◆ What the task requires: Where a line holds the word "text", copy that line.

Start

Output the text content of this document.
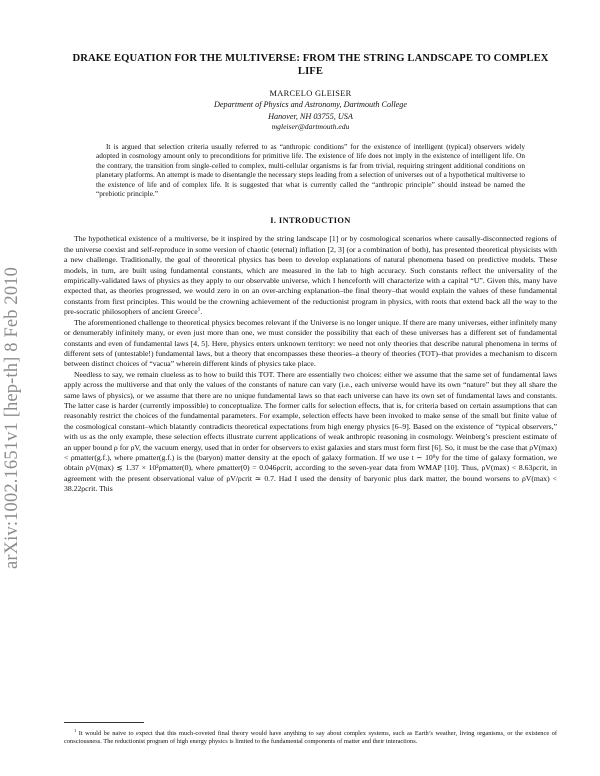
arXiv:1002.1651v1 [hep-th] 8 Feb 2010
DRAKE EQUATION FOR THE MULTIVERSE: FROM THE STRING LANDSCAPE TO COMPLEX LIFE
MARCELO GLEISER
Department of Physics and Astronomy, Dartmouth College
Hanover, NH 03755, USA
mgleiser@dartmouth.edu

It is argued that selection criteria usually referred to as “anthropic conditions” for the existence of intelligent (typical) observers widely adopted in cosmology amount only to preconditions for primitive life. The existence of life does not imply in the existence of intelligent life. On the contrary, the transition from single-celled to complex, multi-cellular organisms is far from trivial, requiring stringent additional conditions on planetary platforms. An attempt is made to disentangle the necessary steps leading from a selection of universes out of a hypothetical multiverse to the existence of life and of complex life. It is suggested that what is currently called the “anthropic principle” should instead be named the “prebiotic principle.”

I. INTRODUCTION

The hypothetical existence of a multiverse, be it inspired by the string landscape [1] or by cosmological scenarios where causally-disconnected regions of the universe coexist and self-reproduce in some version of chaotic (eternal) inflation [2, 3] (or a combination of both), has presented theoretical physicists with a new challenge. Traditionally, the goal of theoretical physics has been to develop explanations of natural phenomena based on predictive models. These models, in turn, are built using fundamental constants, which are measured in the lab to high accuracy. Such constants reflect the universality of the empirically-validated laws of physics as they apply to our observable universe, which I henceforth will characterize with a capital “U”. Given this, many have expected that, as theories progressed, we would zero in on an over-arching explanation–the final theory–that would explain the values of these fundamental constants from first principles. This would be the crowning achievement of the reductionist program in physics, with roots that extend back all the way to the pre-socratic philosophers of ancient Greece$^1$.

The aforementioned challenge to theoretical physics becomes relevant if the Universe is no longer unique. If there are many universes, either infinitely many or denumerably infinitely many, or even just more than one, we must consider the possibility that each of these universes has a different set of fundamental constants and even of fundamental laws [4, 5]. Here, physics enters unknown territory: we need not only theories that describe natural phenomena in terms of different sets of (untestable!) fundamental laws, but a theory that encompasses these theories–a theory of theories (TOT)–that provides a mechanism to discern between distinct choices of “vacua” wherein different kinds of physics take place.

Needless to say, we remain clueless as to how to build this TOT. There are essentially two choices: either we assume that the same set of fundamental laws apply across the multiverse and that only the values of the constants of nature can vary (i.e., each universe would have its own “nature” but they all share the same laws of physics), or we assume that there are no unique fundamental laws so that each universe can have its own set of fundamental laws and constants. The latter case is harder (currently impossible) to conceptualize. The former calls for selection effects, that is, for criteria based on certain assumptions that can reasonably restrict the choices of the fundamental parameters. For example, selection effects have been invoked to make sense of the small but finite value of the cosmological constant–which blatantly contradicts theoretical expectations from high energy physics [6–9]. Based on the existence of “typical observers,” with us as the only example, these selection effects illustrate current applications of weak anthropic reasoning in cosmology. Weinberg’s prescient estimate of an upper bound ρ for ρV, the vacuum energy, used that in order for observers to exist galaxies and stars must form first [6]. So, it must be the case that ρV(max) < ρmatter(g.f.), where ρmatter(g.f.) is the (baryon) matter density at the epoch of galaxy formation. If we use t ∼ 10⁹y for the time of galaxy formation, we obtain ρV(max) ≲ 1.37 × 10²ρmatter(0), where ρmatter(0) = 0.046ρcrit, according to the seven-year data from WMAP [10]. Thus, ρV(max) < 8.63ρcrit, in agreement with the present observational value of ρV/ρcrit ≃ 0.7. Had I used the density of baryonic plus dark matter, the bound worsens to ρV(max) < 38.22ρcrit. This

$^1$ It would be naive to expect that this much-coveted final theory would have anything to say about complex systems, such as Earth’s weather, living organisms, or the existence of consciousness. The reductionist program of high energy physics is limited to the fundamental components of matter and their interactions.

End
Start

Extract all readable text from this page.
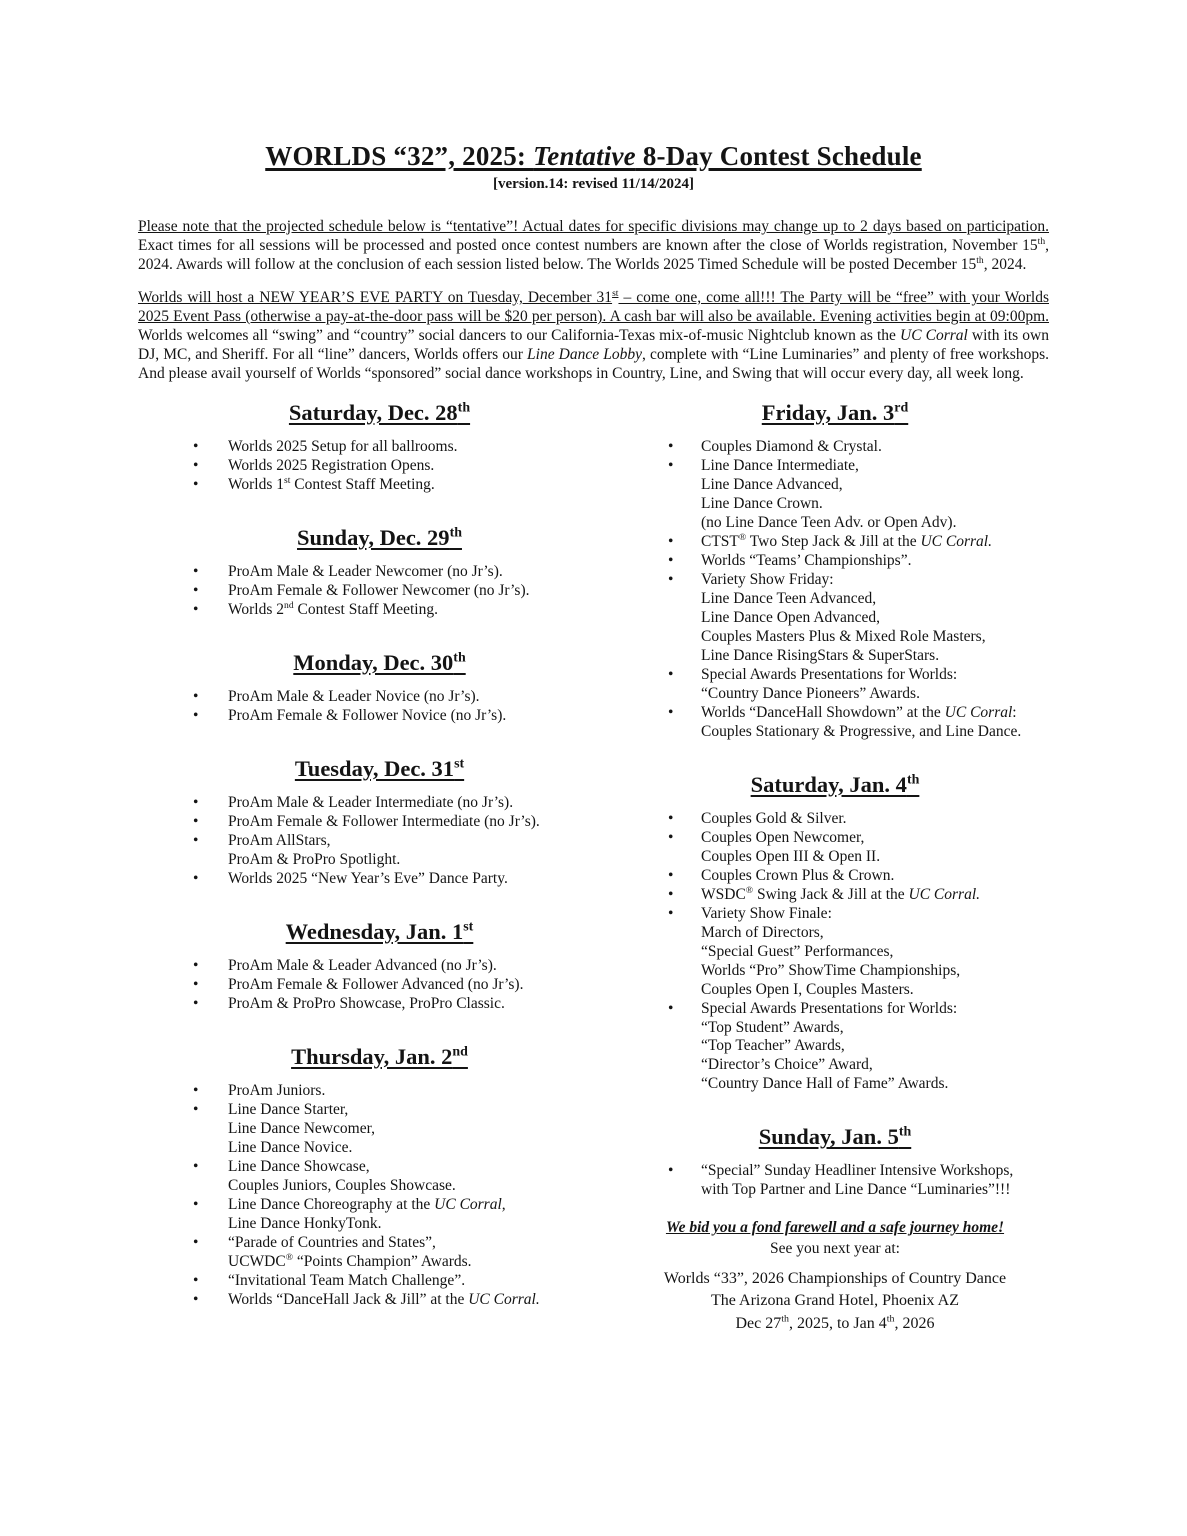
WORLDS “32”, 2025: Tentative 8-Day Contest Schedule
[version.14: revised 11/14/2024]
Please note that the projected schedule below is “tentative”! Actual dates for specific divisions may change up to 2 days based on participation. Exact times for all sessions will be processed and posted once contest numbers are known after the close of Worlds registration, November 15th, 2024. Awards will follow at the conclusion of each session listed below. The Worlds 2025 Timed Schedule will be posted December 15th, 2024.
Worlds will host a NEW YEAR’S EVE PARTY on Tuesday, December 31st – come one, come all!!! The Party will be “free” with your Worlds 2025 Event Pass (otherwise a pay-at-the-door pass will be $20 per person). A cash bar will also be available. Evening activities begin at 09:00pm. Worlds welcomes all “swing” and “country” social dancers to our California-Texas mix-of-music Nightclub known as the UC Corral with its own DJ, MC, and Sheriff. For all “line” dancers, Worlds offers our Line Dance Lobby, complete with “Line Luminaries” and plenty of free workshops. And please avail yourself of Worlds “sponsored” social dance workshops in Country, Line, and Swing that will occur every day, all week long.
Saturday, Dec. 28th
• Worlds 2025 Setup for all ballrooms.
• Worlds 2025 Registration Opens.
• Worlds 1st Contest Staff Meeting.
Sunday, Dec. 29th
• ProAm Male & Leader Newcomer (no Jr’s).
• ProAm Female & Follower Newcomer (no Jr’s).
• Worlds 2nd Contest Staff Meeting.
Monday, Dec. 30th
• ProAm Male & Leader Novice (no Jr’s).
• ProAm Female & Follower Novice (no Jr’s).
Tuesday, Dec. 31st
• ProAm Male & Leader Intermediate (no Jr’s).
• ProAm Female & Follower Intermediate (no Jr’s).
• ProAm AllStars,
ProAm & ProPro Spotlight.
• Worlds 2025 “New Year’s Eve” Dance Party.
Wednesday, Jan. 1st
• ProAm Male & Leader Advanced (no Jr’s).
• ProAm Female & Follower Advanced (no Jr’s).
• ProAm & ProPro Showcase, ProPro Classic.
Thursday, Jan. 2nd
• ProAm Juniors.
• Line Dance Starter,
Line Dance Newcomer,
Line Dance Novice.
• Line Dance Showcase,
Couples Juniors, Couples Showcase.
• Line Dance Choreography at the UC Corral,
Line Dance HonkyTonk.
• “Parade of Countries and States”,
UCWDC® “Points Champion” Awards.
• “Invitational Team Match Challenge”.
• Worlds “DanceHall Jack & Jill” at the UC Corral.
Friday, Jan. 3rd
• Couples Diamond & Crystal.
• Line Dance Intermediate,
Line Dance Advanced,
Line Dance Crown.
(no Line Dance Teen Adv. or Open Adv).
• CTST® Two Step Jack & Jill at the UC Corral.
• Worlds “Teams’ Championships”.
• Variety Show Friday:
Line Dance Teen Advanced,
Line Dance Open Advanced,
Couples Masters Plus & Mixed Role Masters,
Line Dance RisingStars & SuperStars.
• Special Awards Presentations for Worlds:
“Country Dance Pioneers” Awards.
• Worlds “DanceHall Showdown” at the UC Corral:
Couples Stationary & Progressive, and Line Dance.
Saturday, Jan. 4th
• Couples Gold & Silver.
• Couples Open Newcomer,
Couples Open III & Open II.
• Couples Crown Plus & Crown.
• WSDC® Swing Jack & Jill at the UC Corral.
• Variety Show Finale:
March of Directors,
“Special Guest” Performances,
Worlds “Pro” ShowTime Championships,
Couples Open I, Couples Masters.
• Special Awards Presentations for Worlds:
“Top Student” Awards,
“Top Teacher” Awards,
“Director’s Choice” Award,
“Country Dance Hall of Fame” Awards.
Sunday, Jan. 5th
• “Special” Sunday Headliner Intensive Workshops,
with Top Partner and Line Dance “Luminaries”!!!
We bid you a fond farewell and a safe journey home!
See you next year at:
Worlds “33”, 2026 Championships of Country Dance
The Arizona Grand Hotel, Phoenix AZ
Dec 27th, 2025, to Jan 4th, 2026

End

◆ Solved exercise:
Output the text content of this document.
Extract all readable text from this page.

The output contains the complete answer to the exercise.